WHAT TO DO:
Copy out the listing that follows, exactly, without its pictures.

RECORDS FOR THE EXERCISE:

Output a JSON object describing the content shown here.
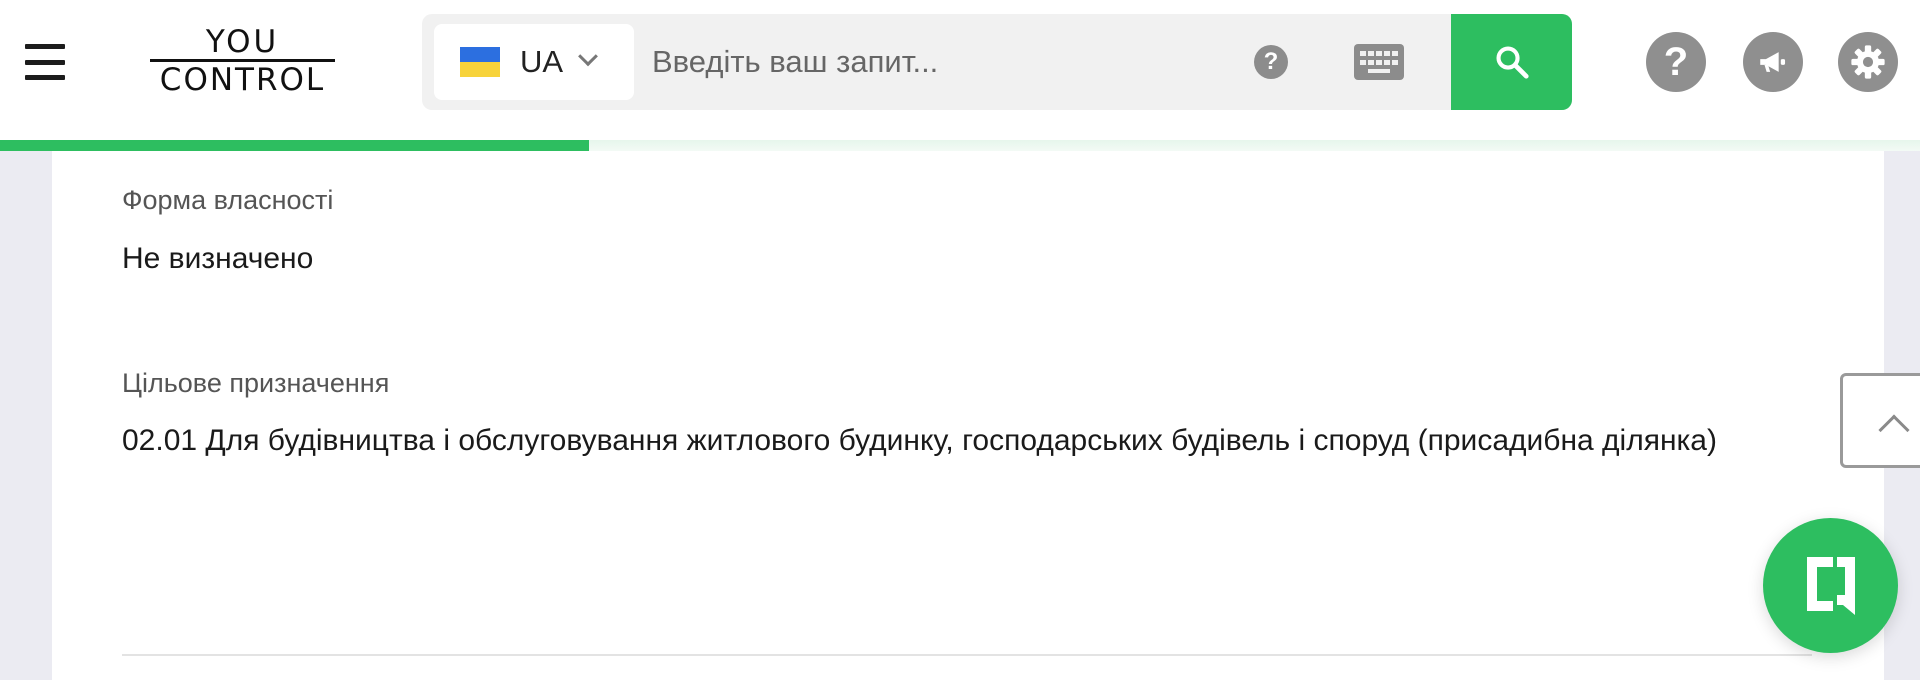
{
  "header": {
    "logo_top": "YOU",
    "logo_bottom": "CONTROL",
    "language": "UA",
    "search_placeholder": "Введіть ваш запит...",
    "help_small": "?",
    "help_circle": "?"
  },
  "colors": {
    "accent": "#2dbe60",
    "icon_gray": "#8f8f8f",
    "page_bg": "#ebebf2"
  },
  "progress": {
    "fraction": 0.307
  },
  "details": {
    "ownership_label": "Форма власності",
    "ownership_value": "Не визначено",
    "purpose_label": "Цільове призначення",
    "purpose_value": "02.01 Для будівництва і обслуговування житлового будинку, господарських будівель і споруд (присадибна ділянка)"
  }
}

WRITTEN RESPONSE:
Output a JSON object describing the content shown here.
{
  "header": {
    "logo_top": "YOU",
    "logo_bottom": "CONTROL",
    "language": "UA",
    "search_placeholder": "Введіть ваш запит...",
    "help_small": "?",
    "help_circle": "?"
  },
  "colors": {
    "accent": "#2dbe60",
    "icon_gray": "#8f8f8f",
    "page_bg": "#ebebf2"
  },
  "progress": {
    "fraction": 0.307
  },
  "details": {
    "ownership_label": "Форма власності",
    "ownership_value": "Не визначено",
    "purpose_label": "Цільове призначення",
    "purpose_value": "02.01 Для будівництва і обслуговування житлового будинку, господарських будівель і споруд (присадибна ділянка)"
  }
}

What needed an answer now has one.